## Instructions for the task
Check each line for the string "icon". Give only the count of lines that have it.

## Records for this task
** start **

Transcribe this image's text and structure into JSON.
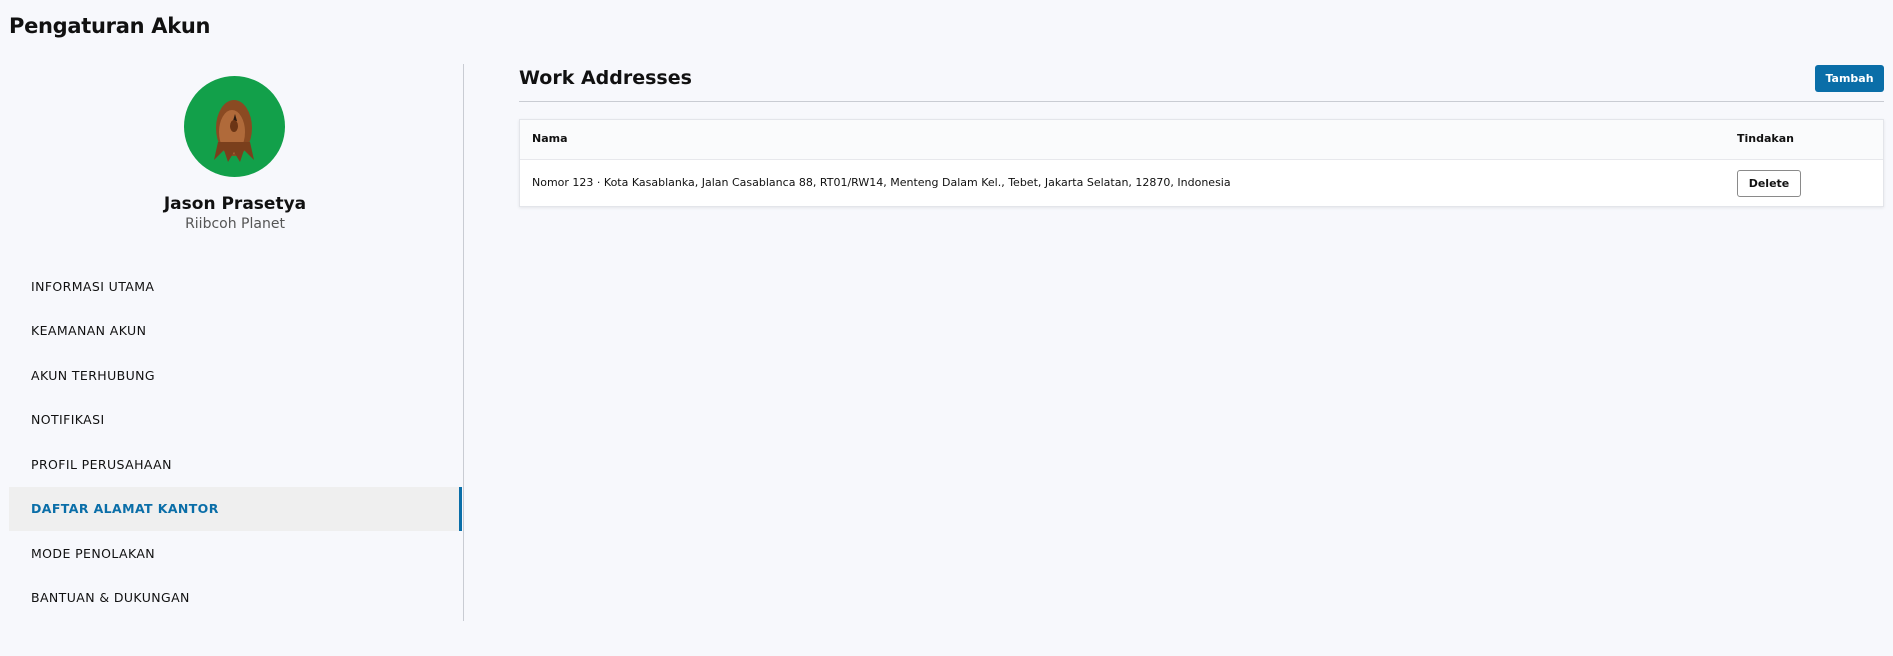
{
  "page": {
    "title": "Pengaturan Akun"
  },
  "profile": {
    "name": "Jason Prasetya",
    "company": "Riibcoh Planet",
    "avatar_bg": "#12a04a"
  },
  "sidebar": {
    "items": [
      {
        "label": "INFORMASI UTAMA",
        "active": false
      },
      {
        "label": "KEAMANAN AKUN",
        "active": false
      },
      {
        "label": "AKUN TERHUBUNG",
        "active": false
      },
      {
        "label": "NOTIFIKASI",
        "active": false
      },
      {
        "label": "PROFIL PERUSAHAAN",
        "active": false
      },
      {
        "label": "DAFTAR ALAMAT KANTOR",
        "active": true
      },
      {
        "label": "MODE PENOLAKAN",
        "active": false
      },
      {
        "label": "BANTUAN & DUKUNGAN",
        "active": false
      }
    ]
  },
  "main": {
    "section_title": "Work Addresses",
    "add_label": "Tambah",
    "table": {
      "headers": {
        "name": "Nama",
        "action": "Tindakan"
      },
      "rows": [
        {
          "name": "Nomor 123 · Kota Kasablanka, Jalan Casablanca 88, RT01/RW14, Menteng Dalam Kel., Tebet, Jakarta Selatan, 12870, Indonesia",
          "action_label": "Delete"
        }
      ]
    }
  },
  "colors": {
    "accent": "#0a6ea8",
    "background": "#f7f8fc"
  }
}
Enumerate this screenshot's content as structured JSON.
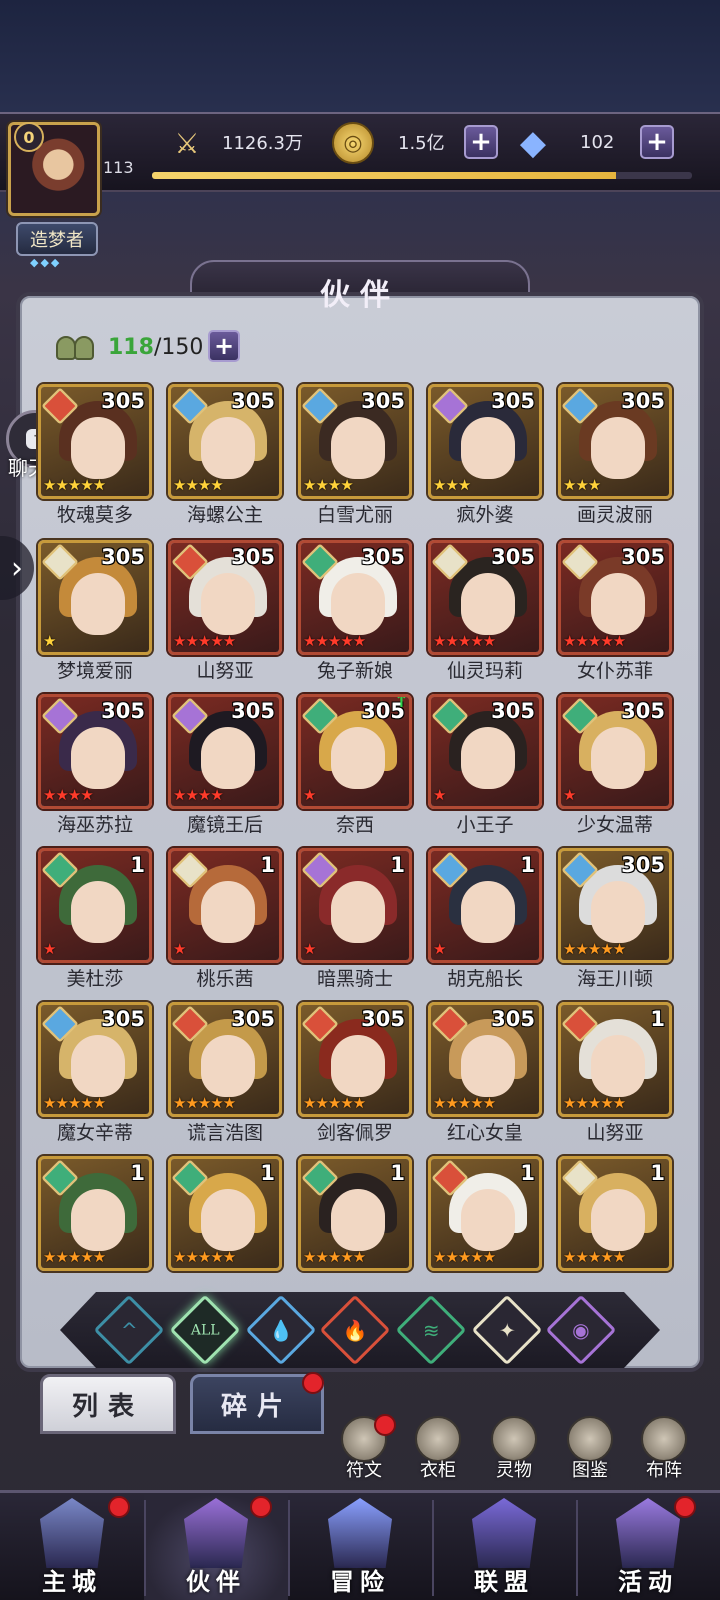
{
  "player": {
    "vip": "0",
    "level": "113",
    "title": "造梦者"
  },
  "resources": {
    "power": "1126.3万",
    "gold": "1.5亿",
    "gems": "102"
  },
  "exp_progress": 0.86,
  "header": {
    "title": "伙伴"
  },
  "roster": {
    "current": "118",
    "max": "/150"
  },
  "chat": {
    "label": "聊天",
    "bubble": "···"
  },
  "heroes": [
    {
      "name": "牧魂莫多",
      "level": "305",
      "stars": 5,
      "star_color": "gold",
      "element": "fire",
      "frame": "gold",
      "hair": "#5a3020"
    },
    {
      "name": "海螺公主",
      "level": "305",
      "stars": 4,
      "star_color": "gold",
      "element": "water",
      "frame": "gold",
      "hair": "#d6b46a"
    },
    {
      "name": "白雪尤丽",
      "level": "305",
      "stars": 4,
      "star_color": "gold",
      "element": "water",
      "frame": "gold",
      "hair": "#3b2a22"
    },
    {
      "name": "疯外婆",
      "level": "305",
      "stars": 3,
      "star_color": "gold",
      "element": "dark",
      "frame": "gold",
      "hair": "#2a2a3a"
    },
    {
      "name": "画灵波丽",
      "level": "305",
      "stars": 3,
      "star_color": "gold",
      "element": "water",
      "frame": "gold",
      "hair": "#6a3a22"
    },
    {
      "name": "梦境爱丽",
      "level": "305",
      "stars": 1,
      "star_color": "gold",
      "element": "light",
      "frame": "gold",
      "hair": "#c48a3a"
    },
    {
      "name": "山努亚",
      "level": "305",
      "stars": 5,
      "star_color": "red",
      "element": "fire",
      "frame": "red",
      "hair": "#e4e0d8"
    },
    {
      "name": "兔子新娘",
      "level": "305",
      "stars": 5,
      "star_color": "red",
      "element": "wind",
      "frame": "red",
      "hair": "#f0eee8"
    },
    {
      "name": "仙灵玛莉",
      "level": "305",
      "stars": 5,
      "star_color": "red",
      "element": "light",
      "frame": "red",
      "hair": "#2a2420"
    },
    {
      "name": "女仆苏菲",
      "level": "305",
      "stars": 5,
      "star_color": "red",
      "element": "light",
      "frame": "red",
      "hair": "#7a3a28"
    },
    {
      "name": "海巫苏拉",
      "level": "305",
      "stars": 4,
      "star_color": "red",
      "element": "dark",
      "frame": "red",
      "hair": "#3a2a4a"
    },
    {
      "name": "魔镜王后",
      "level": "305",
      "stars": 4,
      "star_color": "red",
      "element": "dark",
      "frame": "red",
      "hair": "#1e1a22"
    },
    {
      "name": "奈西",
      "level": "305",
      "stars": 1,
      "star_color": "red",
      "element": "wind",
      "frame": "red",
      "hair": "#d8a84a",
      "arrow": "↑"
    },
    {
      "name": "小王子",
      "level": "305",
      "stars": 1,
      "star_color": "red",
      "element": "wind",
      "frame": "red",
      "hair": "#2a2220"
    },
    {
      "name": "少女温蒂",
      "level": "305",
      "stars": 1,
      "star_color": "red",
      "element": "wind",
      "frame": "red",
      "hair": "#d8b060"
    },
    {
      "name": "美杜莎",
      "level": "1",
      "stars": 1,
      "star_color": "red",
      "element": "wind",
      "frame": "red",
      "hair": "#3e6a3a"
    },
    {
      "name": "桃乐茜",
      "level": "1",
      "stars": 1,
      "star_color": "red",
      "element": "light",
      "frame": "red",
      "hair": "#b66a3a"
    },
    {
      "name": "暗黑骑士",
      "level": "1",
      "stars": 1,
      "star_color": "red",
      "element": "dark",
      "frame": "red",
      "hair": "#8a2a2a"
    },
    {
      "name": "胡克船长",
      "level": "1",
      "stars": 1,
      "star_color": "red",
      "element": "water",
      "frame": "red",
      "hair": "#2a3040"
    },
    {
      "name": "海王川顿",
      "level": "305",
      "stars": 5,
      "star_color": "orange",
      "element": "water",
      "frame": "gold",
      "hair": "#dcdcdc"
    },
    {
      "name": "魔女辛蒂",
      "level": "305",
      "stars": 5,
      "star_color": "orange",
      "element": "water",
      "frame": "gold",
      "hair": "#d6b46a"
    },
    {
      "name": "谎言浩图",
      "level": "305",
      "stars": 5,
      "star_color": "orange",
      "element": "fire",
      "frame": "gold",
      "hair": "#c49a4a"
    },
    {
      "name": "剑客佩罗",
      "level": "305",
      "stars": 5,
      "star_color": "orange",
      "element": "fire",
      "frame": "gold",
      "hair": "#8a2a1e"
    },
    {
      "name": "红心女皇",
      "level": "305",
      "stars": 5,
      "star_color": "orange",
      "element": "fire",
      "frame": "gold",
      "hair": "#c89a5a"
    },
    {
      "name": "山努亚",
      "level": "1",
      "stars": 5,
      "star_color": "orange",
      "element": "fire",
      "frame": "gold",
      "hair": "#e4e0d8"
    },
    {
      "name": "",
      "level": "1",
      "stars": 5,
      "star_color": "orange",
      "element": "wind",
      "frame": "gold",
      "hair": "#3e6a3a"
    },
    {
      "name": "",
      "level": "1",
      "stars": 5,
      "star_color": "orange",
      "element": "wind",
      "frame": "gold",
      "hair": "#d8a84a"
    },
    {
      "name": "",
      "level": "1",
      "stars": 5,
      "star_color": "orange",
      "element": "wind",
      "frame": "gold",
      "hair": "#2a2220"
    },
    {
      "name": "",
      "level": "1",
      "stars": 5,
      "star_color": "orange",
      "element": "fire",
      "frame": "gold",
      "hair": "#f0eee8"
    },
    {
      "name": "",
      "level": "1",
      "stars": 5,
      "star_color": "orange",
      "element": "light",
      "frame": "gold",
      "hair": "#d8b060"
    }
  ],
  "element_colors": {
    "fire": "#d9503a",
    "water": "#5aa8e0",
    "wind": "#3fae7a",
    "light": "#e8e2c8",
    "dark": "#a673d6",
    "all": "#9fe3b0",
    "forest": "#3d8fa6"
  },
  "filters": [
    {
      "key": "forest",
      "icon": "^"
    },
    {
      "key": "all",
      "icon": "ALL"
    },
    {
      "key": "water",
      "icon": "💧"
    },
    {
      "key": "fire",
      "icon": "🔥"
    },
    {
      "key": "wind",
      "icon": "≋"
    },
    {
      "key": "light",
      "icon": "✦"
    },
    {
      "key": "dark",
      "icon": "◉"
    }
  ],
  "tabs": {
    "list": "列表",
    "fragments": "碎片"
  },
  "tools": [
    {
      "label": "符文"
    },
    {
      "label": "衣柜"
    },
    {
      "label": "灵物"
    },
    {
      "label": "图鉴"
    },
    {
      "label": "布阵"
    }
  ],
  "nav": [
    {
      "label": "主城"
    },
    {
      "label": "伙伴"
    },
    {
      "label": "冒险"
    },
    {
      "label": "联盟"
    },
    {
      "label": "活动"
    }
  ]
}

** end **

## Solution for this problem
7